Look through the data below and return each line where "document" appears.

[Stored dataset items]
———

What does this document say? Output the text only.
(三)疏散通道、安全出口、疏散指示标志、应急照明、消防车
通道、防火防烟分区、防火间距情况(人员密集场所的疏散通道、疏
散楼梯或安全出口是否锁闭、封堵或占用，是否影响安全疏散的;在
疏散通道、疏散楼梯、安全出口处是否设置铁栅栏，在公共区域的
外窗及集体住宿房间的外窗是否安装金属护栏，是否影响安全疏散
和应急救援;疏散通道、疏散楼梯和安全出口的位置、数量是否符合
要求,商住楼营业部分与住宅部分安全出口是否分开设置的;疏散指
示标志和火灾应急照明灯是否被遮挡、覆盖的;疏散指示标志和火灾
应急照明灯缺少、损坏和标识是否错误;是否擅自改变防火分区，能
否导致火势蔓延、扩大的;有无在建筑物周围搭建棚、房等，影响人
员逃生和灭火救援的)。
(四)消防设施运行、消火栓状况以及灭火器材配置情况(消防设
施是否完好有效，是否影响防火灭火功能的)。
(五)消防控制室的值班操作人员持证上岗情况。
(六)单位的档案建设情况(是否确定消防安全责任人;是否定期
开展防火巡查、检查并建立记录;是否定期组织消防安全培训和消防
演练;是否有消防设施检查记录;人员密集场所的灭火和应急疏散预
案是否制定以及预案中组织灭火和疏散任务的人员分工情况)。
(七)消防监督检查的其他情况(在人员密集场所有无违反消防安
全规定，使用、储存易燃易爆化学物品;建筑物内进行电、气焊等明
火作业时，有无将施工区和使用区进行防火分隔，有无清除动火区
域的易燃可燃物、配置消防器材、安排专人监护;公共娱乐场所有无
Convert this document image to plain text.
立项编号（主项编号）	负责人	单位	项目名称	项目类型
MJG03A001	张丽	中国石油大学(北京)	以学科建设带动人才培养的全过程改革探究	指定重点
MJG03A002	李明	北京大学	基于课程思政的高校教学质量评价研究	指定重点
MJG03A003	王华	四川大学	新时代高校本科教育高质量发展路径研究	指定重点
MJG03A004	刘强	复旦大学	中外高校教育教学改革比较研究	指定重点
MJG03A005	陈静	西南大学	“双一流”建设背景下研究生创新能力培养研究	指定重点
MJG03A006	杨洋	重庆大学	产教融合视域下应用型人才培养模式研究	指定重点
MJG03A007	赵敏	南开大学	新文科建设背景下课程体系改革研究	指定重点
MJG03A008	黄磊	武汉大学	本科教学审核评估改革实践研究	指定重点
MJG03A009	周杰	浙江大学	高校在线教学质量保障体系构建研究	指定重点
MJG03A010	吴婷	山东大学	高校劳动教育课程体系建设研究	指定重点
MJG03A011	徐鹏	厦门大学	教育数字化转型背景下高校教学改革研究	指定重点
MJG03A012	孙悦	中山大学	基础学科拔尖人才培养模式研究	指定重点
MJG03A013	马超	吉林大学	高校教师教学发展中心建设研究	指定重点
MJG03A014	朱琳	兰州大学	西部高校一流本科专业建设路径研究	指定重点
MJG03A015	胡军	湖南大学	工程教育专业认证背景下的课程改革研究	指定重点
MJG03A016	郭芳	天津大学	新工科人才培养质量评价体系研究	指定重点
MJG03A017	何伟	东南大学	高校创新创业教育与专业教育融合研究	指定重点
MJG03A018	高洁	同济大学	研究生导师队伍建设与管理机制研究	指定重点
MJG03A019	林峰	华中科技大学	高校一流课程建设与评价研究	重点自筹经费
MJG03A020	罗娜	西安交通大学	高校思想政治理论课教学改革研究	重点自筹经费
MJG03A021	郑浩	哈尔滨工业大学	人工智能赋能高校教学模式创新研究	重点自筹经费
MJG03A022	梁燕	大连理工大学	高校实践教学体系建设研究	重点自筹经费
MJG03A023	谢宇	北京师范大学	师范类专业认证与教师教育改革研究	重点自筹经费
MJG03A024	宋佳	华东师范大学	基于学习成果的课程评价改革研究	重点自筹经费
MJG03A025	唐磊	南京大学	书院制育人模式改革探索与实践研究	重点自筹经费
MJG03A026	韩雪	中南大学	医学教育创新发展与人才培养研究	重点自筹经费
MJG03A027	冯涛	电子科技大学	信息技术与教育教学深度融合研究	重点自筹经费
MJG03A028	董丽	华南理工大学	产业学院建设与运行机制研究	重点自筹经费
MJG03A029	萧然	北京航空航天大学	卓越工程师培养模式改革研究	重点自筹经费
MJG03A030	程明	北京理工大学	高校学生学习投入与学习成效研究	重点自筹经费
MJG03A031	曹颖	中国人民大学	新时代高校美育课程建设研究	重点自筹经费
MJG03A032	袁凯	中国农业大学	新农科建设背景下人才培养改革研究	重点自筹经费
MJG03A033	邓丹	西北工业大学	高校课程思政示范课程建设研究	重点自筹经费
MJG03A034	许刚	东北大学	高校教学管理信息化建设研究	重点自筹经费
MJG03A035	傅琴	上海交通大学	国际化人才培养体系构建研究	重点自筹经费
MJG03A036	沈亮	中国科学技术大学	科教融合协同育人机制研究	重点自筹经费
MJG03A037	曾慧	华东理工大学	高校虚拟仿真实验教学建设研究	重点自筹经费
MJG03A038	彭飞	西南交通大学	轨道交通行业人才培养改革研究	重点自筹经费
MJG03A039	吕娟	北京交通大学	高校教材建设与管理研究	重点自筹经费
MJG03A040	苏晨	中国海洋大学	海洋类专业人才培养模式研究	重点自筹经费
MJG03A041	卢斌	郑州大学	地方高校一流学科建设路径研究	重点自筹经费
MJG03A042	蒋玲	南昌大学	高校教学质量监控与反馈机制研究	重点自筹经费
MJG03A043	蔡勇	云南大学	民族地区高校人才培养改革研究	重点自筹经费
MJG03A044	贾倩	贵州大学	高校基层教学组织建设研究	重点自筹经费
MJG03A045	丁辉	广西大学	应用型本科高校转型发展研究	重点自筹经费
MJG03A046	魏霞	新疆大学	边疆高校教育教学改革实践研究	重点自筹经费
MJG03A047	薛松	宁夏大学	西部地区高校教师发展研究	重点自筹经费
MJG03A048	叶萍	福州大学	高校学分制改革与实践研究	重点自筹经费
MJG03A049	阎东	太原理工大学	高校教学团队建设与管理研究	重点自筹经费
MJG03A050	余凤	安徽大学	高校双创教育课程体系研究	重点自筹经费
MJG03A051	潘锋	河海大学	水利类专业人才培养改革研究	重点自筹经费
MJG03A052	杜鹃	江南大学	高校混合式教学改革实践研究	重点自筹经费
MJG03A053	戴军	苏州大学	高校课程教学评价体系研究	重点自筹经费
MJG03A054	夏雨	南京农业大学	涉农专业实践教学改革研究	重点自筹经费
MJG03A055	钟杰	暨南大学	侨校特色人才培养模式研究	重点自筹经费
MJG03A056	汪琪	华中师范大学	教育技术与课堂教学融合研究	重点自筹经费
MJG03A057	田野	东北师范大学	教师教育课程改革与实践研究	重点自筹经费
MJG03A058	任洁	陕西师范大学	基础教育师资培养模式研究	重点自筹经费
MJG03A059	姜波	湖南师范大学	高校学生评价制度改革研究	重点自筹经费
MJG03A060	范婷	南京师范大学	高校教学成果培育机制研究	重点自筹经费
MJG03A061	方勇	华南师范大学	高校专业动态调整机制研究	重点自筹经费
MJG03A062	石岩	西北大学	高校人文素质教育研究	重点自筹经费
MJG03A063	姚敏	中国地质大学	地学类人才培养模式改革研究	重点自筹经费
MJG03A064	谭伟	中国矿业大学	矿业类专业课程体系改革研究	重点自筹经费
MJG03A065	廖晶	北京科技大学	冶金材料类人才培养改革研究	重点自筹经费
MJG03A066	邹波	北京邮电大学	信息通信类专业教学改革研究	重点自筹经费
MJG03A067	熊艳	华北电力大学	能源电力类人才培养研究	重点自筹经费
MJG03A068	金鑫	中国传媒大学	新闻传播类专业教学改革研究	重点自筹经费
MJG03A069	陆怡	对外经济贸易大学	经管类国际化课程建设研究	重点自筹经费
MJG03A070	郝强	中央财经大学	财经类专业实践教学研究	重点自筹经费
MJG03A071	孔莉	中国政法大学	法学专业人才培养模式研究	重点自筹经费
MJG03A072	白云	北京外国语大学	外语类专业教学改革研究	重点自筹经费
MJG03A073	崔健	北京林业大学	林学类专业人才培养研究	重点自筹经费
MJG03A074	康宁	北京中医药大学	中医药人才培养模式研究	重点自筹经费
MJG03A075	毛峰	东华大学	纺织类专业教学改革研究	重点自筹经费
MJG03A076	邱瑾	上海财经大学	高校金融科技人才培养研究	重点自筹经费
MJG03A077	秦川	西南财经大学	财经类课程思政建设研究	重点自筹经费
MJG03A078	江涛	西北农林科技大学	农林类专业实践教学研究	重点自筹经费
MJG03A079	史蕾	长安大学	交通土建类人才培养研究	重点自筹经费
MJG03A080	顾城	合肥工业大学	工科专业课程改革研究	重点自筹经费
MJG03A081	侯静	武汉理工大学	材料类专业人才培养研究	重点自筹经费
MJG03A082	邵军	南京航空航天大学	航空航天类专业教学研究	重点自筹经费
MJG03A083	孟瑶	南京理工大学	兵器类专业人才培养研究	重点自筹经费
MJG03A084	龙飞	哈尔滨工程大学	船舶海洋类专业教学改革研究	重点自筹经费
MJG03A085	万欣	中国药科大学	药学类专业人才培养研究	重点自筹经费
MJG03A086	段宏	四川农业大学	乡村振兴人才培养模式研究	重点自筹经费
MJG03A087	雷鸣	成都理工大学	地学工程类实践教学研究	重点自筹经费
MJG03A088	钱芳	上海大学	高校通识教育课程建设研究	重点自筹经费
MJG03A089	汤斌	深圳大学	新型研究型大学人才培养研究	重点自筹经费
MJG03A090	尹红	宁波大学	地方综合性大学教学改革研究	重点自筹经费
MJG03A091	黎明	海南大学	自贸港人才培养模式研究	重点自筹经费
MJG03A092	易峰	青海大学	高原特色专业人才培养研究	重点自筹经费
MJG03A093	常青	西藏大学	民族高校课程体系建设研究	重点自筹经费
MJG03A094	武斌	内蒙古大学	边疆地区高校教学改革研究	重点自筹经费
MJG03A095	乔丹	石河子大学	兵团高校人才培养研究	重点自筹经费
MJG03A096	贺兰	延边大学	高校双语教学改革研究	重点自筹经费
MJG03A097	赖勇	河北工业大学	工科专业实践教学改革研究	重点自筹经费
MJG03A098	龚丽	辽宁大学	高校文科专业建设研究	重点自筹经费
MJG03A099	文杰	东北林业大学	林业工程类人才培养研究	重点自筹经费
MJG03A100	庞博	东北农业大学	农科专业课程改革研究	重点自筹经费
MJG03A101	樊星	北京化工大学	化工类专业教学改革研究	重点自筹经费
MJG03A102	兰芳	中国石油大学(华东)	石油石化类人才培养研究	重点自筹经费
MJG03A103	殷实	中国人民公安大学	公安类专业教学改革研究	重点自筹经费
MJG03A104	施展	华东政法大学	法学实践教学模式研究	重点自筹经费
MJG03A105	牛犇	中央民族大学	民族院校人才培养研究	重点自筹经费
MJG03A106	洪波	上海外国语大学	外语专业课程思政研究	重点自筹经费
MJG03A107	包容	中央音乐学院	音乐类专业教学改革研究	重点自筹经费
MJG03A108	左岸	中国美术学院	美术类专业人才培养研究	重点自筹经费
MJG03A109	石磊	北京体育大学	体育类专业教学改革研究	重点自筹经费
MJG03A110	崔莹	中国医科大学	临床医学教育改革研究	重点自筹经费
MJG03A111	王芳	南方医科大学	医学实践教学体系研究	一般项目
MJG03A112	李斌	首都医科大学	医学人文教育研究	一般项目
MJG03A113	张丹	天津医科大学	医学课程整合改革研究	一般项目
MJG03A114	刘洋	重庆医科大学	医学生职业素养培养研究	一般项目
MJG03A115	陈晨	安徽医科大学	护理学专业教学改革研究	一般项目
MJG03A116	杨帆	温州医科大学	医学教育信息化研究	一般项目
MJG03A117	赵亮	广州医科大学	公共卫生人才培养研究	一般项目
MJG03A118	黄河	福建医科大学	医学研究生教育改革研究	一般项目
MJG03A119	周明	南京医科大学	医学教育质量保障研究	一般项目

———

TASK RESPONSE -
What does this document say? Output the text only.
Convert this document image to plain text.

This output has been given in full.